▶ _REQUIREMENTS_
Check each line of the data below for the word "name", then extract the ones that have it.

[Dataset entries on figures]
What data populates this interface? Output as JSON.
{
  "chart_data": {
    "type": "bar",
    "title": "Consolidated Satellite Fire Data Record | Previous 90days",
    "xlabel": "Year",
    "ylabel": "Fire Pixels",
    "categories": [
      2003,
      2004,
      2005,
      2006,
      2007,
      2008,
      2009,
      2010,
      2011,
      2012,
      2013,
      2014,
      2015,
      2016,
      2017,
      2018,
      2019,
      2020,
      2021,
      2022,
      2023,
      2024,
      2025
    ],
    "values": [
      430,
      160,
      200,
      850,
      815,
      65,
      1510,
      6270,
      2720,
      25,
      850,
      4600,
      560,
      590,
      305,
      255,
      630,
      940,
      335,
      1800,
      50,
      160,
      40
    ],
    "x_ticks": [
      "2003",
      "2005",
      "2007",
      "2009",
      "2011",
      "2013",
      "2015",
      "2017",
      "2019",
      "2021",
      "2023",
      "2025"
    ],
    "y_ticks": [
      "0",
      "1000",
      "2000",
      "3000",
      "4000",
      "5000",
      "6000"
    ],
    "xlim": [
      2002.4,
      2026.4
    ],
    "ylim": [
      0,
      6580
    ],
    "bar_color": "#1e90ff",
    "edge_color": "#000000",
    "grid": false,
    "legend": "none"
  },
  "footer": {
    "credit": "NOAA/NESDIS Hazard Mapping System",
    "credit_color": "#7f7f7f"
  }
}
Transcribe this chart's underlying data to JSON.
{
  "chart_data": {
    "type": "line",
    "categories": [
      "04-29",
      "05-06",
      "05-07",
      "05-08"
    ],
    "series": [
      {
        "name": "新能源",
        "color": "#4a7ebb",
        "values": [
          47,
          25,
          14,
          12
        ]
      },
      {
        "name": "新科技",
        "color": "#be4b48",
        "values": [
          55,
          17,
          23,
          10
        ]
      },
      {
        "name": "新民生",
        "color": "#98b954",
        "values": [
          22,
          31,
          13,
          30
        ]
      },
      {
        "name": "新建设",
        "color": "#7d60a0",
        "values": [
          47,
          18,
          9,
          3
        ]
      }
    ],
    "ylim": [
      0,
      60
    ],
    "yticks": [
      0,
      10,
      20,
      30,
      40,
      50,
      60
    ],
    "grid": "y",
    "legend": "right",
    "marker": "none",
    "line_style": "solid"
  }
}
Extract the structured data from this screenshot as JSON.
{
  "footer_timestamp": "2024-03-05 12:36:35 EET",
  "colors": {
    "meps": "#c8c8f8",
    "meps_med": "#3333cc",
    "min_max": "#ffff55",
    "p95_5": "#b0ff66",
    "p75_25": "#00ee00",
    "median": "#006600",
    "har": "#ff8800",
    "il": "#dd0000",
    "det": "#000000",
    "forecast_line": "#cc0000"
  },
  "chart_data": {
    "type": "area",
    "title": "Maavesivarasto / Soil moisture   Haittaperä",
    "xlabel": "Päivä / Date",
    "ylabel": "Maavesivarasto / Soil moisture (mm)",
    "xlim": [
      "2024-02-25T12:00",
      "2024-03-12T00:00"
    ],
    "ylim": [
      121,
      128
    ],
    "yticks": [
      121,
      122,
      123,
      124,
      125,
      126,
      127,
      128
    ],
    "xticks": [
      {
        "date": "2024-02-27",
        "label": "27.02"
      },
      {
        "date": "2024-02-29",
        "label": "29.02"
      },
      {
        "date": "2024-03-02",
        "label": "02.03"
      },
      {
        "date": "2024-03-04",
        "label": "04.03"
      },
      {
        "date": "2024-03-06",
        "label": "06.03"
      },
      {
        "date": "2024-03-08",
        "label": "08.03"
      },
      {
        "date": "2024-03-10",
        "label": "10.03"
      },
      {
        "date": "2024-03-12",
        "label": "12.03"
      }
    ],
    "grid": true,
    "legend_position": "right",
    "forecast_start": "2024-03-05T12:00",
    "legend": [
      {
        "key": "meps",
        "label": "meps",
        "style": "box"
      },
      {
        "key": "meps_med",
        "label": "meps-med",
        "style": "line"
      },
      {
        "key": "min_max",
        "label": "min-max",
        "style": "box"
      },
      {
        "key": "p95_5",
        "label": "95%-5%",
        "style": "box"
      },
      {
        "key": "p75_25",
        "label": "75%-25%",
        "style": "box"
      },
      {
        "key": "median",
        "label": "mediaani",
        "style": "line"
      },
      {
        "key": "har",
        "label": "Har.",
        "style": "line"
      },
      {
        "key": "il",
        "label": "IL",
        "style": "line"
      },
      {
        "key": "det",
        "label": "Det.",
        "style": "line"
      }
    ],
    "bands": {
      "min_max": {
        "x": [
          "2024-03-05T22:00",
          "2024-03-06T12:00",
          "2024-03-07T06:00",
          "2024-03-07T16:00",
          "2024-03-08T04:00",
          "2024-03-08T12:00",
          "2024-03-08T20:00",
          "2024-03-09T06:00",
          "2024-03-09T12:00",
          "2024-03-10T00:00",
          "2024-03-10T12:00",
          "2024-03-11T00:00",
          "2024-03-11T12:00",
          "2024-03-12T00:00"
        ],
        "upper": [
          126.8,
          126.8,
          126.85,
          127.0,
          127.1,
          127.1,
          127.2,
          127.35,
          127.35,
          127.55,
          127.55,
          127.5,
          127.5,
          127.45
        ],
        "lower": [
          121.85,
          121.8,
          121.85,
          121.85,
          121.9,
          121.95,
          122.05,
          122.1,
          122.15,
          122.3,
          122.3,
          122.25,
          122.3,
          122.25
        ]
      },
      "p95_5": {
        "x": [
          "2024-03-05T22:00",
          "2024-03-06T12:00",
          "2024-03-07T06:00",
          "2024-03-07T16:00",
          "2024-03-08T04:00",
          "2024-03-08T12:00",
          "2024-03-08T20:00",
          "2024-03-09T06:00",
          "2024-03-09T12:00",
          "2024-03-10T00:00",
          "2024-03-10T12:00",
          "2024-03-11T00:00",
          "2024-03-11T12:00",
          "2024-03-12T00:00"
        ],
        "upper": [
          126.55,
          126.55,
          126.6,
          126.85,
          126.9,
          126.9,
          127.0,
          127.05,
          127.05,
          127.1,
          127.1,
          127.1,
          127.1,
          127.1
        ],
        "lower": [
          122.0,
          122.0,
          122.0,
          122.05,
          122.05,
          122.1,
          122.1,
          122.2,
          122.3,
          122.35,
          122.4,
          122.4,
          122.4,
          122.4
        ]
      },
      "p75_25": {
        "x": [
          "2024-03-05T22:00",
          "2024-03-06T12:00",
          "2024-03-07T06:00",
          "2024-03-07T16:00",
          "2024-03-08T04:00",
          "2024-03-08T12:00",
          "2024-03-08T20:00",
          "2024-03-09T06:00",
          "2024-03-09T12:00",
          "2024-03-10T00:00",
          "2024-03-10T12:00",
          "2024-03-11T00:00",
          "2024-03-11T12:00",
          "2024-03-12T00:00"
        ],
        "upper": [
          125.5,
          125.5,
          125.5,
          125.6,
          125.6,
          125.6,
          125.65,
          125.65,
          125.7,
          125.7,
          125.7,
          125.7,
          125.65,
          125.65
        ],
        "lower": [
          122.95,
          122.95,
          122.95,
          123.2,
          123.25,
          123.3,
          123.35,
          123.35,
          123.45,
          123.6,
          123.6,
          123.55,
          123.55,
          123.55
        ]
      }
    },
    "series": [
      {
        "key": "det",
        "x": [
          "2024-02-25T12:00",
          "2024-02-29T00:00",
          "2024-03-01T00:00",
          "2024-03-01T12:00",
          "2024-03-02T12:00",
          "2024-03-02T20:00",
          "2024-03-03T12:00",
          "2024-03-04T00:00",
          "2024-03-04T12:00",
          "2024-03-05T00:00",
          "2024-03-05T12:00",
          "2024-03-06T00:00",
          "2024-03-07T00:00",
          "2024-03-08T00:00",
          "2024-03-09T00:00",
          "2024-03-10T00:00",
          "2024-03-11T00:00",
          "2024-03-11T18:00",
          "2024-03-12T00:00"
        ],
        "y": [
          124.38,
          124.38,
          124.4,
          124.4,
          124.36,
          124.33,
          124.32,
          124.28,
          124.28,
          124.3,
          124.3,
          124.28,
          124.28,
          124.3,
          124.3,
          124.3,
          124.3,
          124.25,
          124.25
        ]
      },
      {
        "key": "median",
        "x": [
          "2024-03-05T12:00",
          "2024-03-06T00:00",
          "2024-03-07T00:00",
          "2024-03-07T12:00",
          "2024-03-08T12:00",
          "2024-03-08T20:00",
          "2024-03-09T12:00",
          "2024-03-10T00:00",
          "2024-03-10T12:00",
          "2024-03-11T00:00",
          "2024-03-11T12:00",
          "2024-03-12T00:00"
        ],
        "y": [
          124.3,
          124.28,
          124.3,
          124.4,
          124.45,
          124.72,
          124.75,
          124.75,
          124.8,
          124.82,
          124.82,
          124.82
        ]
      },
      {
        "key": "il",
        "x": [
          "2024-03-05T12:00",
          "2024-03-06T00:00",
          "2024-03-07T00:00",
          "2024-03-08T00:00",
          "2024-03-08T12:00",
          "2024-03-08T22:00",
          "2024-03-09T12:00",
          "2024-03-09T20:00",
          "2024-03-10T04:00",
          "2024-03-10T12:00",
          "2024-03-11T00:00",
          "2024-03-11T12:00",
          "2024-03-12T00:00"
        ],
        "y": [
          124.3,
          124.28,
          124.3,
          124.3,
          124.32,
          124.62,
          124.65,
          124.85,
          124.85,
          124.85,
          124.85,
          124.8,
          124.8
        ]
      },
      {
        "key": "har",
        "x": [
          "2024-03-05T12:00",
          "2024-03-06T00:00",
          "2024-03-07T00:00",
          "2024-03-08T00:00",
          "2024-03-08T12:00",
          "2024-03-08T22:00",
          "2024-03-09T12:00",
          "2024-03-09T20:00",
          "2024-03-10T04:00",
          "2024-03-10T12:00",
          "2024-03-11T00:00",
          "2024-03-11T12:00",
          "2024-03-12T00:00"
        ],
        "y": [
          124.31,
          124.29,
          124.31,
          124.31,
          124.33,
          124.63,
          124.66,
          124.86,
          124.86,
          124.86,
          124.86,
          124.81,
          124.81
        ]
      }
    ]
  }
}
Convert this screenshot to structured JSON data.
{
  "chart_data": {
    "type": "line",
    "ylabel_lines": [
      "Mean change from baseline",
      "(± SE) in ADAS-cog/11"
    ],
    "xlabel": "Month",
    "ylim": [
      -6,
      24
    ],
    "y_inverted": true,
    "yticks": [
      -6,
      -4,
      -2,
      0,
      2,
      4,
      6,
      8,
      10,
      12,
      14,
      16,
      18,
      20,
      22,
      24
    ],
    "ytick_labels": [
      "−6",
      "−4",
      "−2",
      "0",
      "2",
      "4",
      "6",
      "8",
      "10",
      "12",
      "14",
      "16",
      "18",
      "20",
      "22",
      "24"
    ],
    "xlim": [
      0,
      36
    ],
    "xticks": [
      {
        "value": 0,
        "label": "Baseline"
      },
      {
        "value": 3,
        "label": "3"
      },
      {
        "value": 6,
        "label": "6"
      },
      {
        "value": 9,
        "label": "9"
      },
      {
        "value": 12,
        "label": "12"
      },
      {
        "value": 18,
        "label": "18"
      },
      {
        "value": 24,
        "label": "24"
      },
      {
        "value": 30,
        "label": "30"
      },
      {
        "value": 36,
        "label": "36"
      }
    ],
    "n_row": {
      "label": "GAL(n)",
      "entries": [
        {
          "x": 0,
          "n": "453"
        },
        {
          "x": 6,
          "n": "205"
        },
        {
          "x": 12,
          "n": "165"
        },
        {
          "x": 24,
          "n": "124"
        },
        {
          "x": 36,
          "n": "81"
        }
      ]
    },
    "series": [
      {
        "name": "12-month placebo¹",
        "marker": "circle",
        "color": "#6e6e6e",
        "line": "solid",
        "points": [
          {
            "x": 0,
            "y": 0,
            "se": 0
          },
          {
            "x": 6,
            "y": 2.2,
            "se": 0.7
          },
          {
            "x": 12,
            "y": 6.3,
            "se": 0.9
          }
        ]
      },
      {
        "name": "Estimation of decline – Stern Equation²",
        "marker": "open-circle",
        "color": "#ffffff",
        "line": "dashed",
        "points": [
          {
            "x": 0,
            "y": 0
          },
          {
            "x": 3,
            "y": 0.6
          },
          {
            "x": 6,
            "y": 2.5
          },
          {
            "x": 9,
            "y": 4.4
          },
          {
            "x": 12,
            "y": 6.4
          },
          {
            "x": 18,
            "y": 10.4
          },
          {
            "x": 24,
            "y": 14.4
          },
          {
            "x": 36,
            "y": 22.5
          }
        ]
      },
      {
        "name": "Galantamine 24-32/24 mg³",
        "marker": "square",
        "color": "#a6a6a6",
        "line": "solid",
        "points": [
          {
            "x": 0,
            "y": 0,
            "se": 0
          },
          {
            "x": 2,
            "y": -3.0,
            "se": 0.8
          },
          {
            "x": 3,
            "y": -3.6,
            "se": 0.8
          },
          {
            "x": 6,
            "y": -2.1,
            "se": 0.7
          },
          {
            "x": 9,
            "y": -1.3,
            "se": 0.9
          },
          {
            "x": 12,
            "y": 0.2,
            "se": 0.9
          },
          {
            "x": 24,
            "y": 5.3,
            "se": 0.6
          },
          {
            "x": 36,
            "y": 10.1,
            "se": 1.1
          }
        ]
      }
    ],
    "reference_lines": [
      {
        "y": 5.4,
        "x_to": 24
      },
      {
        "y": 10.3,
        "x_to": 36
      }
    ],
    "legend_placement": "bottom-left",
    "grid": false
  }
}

▶ _THE SOLUTION_
        "name": "新能源",
        "name": "新科技",
        "name": "新民生",
        "name": "新建设",
        "name": "12-month placebo¹",
        "name": "Estimation of decline – Stern Equation²",
        "name": "Galantamine 24-32/24 mg³",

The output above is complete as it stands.